### What you need to do
Reproduce every entry exactly.

### Records for the exercise
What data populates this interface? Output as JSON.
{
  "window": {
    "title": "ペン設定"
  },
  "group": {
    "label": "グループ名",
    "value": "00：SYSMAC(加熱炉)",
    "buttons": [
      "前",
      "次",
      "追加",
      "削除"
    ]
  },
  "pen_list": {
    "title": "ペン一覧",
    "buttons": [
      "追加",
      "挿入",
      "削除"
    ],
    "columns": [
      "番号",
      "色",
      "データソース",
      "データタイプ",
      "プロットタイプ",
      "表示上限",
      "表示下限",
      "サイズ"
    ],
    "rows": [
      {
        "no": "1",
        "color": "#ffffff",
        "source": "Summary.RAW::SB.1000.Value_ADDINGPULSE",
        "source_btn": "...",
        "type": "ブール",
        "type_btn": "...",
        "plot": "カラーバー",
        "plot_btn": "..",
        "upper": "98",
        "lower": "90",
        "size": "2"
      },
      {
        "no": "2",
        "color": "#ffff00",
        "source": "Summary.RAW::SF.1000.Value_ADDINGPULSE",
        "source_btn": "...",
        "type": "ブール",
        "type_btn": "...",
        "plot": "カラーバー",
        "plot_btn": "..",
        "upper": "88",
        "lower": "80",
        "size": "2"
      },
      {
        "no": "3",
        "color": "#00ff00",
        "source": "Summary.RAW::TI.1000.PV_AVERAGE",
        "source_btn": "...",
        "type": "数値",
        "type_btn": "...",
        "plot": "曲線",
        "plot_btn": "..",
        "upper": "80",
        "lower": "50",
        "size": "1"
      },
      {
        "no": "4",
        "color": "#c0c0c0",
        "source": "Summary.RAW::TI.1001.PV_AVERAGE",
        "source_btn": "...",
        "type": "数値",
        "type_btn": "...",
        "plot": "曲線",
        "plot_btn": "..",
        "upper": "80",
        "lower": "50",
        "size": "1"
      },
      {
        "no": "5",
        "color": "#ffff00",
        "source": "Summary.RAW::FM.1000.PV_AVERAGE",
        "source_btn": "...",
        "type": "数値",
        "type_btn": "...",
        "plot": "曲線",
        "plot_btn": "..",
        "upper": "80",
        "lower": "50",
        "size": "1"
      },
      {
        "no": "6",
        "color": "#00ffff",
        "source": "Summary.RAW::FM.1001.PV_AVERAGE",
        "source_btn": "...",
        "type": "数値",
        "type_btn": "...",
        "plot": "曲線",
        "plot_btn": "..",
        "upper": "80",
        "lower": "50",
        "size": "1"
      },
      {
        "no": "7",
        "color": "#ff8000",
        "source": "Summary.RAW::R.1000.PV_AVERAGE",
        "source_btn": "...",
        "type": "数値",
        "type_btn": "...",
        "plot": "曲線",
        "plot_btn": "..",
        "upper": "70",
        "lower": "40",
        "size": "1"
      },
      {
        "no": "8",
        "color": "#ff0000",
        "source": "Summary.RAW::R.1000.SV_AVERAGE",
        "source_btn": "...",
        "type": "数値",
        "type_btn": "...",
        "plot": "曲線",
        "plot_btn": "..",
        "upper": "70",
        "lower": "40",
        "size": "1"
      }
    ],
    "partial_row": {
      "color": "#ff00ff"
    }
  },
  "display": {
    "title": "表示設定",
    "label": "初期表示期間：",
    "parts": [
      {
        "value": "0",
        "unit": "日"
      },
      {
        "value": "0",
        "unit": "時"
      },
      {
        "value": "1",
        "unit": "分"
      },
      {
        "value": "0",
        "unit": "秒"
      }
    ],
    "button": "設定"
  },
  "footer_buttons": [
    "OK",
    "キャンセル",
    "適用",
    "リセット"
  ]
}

### Result
What data populates this interface? Output as JSON.
{
  "window": {
    "title": "ペン設定"
  },
  "group": {
    "label": "グループ名",
    "value": "00：SYSMAC(加熱炉)",
    "buttons": [
      "前",
      "次",
      "追加",
      "削除"
    ]
  },
  "pen_list": {
    "title": "ペン一覧",
    "buttons": [
      "追加",
      "挿入",
      "削除"
    ],
    "columns": [
      "番号",
      "色",
      "データソース",
      "データタイプ",
      "プロットタイプ",
      "表示上限",
      "表示下限",
      "サイズ"
    ],
    "rows": [
      {
        "no": "1",
        "color": "#ffffff",
        "source": "Summary.RAW::SB.1000.Value_ADDINGPULSE",
        "source_btn": "...",
        "type": "ブール",
        "type_btn": "...",
        "plot": "カラーバー",
        "plot_btn": "..",
        "upper": "98",
        "lower": "90",
        "size": "2"
      },
      {
        "no": "2",
        "color": "#ffff00",
        "source": "Summary.RAW::SF.1000.Value_ADDINGPULSE",
        "source_btn": "...",
        "type": "ブール",
        "type_btn": "...",
        "plot": "カラーバー",
        "plot_btn": "..",
        "upper": "88",
        "lower": "80",
        "size": "2"
      },
      {
        "no": "3",
        "color": "#00ff00",
        "source": "Summary.RAW::TI.1000.PV_AVERAGE",
        "source_btn": "...",
        "type": "数値",
        "type_btn": "...",
        "plot": "曲線",
        "plot_btn": "..",
        "upper": "80",
        "lower": "50",
        "size": "1"
      },
      {
        "no": "4",
        "color": "#c0c0c0",
        "source": "Summary.RAW::TI.1001.PV_AVERAGE",
        "source_btn": "...",
        "type": "数値",
        "type_btn": "...",
        "plot": "曲線",
        "plot_btn": "..",
        "upper": "80",
        "lower": "50",
        "size": "1"
      },
      {
        "no": "5",
        "color": "#ffff00",
        "source": "Summary.RAW::FM.1000.PV_AVERAGE",
        "source_btn": "...",
        "type": "数値",
        "type_btn": "...",
        "plot": "曲線",
        "plot_btn": "..",
        "upper": "80",
        "lower": "50",
        "size": "1"
      },
      {
        "no": "6",
        "color": "#00ffff",
        "source": "Summary.RAW::FM.1001.PV_AVERAGE",
        "source_btn": "...",
        "type": "数値",
        "type_btn": "...",
        "plot": "曲線",
        "plot_btn": "..",
        "upper": "80",
        "lower": "50",
        "size": "1"
      },
      {
        "no": "7",
        "color": "#ff8000",
        "source": "Summary.RAW::R.1000.PV_AVERAGE",
        "source_btn": "...",
        "type": "数値",
        "type_btn": "...",
        "plot": "曲線",
        "plot_btn": "..",
        "upper": "70",
        "lower": "40",
        "size": "1"
      },
      {
        "no": "8",
        "color": "#ff0000",
        "source": "Summary.RAW::R.1000.SV_AVERAGE",
        "source_btn": "...",
        "type": "数値",
        "type_btn": "...",
        "plot": "曲線",
        "plot_btn": "..",
        "upper": "70",
        "lower": "40",
        "size": "1"
      }
    ],
    "partial_row": {
      "color": "#ff00ff"
    }
  },
  "display": {
    "title": "表示設定",
    "label": "初期表示期間：",
    "parts": [
      {
        "value": "0",
        "unit": "日"
      },
      {
        "value": "0",
        "unit": "時"
      },
      {
        "value": "1",
        "unit": "分"
      },
      {
        "value": "0",
        "unit": "秒"
      }
    ],
    "button": "設定"
  },
  "footer_buttons": [
    "OK",
    "キャンセル",
    "適用",
    "リセット"
  ]
}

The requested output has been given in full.